━━━━━ Records for the task ━━━━━
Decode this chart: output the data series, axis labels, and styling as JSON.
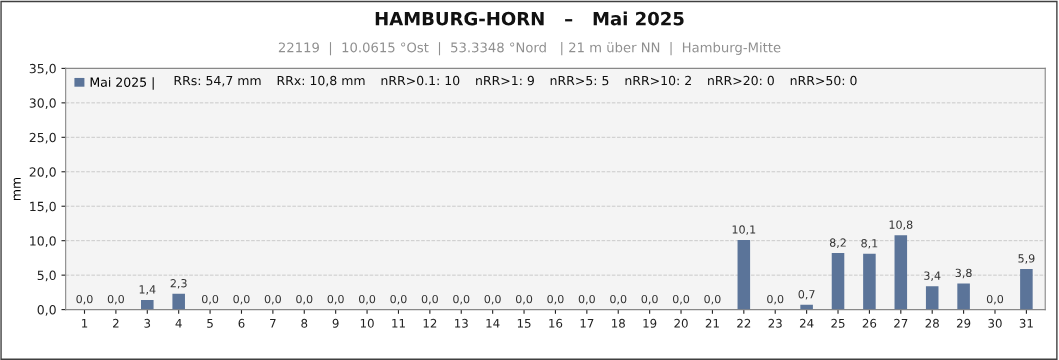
{
  "chart_data": {
    "type": "bar",
    "title": "HAMBURG-HORN   –   Mai 2025",
    "subtitle": "22119  |  10.0615 °Ost  |  53.3348 °Nord   | 21 m über NN  |  Hamburg-Mitte",
    "ylabel": "mm",
    "categories": [
      "1",
      "2",
      "3",
      "4",
      "5",
      "6",
      "7",
      "8",
      "9",
      "10",
      "11",
      "12",
      "13",
      "14",
      "15",
      "16",
      "17",
      "18",
      "19",
      "20",
      "21",
      "22",
      "23",
      "24",
      "25",
      "26",
      "27",
      "28",
      "29",
      "30",
      "31"
    ],
    "series": [
      {
        "name": "Mai 2025 |",
        "color": "#5b7499",
        "values": [
          0,
          0,
          1.4,
          2.3,
          0,
          0,
          0,
          0,
          0,
          0,
          0,
          0,
          0,
          0,
          0,
          0,
          0,
          0,
          0,
          0,
          0,
          10.1,
          0,
          0.7,
          8.2,
          8.1,
          10.8,
          3.4,
          3.8,
          0,
          5.9
        ],
        "value_labels": [
          "0,0",
          "0,0",
          "1,4",
          "2,3",
          "0,0",
          "0,0",
          "0,0",
          "0,0",
          "0,0",
          "0,0",
          "0,0",
          "0,0",
          "0,0",
          "0,0",
          "0,0",
          "0,0",
          "0,0",
          "0,0",
          "0,0",
          "0,0",
          "0,0",
          "10,1",
          "0,0",
          "0,7",
          "8,2",
          "8,1",
          "10,8",
          "3,4",
          "3,8",
          "0,0",
          "5,9"
        ]
      }
    ],
    "annotations": [
      "RRs: 54,7 mm",
      "RRx: 10,8 mm",
      "nRR>0.1: 10",
      "nRR>1: 9",
      "nRR>5: 5",
      "nRR>10: 2",
      "nRR>20: 0",
      "nRR>50: 0"
    ],
    "ylim": [
      0,
      35
    ],
    "yticks": [
      {
        "value": 0,
        "label": "0,0"
      },
      {
        "value": 5,
        "label": "5,0"
      },
      {
        "value": 10,
        "label": "10,0"
      },
      {
        "value": 15,
        "label": "15,0"
      },
      {
        "value": 20,
        "label": "20,0"
      },
      {
        "value": 25,
        "label": "25,0"
      },
      {
        "value": 30,
        "label": "30,0"
      },
      {
        "value": 35,
        "label": "35,0"
      }
    ],
    "grid": "y",
    "legend": "top left"
  }
}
━━━━━
Keep the pictures out of the copy and write out the data exactly as it stands.

**Problem solution:**
Decode this chart: output the data series, axis labels, and styling as JSON.
{
  "chart_data": {
    "type": "bar",
    "title": "HAMBURG-HORN   –   Mai 2025",
    "subtitle": "22119  |  10.0615 °Ost  |  53.3348 °Nord   | 21 m über NN  |  Hamburg-Mitte",
    "ylabel": "mm",
    "categories": [
      "1",
      "2",
      "3",
      "4",
      "5",
      "6",
      "7",
      "8",
      "9",
      "10",
      "11",
      "12",
      "13",
      "14",
      "15",
      "16",
      "17",
      "18",
      "19",
      "20",
      "21",
      "22",
      "23",
      "24",
      "25",
      "26",
      "27",
      "28",
      "29",
      "30",
      "31"
    ],
    "series": [
      {
        "name": "Mai 2025 |",
        "color": "#5b7499",
        "values": [
          0,
          0,
          1.4,
          2.3,
          0,
          0,
          0,
          0,
          0,
          0,
          0,
          0,
          0,
          0,
          0,
          0,
          0,
          0,
          0,
          0,
          0,
          10.1,
          0,
          0.7,
          8.2,
          8.1,
          10.8,
          3.4,
          3.8,
          0,
          5.9
        ],
        "value_labels": [
          "0,0",
          "0,0",
          "1,4",
          "2,3",
          "0,0",
          "0,0",
          "0,0",
          "0,0",
          "0,0",
          "0,0",
          "0,0",
          "0,0",
          "0,0",
          "0,0",
          "0,0",
          "0,0",
          "0,0",
          "0,0",
          "0,0",
          "0,0",
          "0,0",
          "10,1",
          "0,0",
          "0,7",
          "8,2",
          "8,1",
          "10,8",
          "3,4",
          "3,8",
          "0,0",
          "5,9"
        ]
      }
    ],
    "annotations": [
      "RRs: 54,7 mm",
      "RRx: 10,8 mm",
      "nRR>0.1: 10",
      "nRR>1: 9",
      "nRR>5: 5",
      "nRR>10: 2",
      "nRR>20: 0",
      "nRR>50: 0"
    ],
    "ylim": [
      0,
      35
    ],
    "yticks": [
      {
        "value": 0,
        "label": "0,0"
      },
      {
        "value": 5,
        "label": "5,0"
      },
      {
        "value": 10,
        "label": "10,0"
      },
      {
        "value": 15,
        "label": "15,0"
      },
      {
        "value": 20,
        "label": "20,0"
      },
      {
        "value": 25,
        "label": "25,0"
      },
      {
        "value": 30,
        "label": "30,0"
      },
      {
        "value": 35,
        "label": "35,0"
      }
    ],
    "grid": "y",
    "legend": "top left"
  }
}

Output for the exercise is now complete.